━━━━━ SUPPLIED INFORMATION
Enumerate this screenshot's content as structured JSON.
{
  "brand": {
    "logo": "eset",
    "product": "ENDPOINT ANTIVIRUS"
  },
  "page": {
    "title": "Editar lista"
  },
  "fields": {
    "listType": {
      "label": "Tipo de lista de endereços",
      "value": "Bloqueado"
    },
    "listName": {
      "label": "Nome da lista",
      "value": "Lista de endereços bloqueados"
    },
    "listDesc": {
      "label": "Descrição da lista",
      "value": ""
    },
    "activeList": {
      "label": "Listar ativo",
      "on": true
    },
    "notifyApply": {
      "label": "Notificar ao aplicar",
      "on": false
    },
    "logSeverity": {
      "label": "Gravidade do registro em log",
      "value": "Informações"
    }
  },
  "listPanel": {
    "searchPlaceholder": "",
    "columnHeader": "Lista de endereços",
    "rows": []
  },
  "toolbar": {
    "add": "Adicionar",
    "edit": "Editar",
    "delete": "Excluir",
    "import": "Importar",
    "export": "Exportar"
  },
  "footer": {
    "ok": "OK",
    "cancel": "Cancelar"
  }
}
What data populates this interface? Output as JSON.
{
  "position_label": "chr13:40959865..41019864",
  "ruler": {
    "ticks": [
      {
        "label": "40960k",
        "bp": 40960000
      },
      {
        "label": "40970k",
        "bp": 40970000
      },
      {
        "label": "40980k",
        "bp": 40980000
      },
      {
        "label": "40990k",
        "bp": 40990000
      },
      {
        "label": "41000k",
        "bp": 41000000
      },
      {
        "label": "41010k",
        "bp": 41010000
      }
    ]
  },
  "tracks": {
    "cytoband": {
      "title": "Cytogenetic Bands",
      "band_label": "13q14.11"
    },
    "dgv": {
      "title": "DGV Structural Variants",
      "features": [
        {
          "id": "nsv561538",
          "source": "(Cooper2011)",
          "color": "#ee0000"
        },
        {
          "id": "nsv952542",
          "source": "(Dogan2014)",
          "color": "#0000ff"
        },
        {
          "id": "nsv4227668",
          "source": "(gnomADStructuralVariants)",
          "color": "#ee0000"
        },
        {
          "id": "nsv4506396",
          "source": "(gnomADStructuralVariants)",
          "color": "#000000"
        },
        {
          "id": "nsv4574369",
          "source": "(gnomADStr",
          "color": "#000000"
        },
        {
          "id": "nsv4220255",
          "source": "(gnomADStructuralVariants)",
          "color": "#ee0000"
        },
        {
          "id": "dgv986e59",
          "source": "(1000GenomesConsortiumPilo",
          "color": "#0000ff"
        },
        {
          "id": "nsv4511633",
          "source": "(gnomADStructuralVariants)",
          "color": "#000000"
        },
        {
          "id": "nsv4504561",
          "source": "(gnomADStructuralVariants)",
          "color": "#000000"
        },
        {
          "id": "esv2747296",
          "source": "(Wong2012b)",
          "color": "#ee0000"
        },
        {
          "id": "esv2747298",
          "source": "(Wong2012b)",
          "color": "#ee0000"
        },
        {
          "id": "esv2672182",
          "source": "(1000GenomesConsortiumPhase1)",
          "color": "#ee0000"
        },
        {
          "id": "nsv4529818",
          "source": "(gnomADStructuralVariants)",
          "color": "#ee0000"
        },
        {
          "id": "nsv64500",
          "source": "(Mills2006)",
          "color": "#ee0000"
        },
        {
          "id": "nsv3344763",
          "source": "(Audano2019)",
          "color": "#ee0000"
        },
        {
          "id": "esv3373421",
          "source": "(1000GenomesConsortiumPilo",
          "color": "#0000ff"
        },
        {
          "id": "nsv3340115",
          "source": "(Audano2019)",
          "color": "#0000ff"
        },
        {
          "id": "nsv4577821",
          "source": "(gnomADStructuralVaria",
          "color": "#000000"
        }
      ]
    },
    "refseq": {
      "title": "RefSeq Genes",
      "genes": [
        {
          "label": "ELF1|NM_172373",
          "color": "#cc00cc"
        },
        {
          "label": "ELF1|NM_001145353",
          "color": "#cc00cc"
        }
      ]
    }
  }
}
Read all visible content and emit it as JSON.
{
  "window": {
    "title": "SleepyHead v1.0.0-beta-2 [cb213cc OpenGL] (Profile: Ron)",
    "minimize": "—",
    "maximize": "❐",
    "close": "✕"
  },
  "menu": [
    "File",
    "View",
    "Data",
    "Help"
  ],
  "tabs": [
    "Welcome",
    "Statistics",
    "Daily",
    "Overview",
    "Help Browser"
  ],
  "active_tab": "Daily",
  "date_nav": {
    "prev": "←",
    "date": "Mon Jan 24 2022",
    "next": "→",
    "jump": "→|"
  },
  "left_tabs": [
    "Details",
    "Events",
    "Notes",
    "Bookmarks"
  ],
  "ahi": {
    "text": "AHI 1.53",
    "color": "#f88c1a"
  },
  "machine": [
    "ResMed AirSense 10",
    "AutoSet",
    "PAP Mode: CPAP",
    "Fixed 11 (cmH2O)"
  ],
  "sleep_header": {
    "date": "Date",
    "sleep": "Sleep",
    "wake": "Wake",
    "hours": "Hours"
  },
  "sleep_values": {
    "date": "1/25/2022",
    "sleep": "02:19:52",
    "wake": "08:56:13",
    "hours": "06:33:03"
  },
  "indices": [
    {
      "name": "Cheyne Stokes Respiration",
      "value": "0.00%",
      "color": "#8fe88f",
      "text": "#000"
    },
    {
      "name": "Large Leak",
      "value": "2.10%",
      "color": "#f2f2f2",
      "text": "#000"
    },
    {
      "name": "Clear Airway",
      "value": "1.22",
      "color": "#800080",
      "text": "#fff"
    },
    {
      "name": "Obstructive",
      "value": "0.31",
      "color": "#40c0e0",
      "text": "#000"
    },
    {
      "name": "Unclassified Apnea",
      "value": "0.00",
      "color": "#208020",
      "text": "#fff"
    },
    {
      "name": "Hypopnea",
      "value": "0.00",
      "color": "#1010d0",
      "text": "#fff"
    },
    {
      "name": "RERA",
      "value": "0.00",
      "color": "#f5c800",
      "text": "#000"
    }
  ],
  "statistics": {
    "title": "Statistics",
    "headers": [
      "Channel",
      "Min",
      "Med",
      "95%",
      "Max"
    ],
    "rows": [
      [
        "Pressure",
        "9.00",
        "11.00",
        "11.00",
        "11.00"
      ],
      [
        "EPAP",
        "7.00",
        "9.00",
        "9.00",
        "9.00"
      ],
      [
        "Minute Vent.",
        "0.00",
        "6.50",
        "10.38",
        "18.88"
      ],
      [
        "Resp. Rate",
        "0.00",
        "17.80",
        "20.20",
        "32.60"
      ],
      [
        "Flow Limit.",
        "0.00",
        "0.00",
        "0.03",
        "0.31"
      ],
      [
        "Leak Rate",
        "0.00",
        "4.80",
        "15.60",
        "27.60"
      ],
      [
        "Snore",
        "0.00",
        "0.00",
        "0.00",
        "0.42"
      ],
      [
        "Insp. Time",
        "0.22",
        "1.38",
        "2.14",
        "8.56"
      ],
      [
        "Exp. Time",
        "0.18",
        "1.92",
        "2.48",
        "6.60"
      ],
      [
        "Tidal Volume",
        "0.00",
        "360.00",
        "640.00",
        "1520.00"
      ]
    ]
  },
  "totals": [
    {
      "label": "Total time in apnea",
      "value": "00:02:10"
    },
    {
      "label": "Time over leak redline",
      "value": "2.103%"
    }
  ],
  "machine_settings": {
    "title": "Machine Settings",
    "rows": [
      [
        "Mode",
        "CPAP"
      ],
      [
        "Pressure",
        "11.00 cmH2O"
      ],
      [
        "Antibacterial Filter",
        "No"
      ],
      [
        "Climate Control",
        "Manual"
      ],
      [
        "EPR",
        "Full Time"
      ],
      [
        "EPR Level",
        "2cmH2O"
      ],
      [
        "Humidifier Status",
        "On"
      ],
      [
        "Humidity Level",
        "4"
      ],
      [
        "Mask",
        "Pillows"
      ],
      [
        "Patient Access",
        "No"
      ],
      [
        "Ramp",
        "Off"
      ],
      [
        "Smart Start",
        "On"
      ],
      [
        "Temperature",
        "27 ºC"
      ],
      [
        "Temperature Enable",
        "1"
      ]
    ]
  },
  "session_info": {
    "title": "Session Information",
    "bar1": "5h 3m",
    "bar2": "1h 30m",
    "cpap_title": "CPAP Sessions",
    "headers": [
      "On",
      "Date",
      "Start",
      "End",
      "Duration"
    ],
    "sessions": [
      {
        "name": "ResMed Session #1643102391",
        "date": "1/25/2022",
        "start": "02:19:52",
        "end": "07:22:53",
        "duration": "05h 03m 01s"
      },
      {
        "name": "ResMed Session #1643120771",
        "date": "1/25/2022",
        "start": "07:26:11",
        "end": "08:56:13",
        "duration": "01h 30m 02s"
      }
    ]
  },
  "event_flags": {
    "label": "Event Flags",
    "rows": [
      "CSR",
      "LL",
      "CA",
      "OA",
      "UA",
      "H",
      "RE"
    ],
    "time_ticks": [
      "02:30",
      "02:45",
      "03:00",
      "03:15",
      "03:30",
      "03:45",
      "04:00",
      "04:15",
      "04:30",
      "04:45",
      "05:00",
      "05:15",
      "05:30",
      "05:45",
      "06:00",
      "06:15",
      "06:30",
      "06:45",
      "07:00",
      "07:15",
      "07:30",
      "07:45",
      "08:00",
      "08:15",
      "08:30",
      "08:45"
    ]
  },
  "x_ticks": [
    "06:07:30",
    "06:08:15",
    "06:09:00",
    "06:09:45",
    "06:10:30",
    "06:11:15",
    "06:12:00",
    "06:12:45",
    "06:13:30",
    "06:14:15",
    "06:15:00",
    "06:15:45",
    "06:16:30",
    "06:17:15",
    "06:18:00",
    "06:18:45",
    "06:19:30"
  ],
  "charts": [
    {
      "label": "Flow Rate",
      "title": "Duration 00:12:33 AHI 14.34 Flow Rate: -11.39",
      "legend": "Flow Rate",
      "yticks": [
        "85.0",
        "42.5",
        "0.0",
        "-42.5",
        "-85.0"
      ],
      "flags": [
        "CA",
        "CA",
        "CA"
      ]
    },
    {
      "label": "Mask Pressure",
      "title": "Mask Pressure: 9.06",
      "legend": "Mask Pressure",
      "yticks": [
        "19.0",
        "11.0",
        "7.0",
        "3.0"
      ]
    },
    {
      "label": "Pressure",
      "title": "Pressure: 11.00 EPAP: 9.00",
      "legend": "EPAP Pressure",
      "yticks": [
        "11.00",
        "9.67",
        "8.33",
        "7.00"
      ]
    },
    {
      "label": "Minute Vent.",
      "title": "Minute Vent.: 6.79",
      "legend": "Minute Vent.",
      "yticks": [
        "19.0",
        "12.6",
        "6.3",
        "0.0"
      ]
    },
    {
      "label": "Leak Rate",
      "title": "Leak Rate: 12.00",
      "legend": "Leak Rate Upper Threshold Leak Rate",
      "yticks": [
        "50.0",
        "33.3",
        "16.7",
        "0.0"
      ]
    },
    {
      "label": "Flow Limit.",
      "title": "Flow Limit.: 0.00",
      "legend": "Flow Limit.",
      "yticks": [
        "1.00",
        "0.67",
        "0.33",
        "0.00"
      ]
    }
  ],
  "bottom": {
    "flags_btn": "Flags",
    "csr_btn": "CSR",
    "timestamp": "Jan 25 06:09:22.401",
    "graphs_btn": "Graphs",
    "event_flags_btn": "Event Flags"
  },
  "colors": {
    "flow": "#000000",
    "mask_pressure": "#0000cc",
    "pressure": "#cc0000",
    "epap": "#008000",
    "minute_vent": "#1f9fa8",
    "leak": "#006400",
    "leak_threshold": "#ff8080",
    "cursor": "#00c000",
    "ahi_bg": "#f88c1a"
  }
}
━━━━━━━━━━
What is needed is the number of lines in the data that hold the word "endereços", with nothing added.

TASK RESULT
3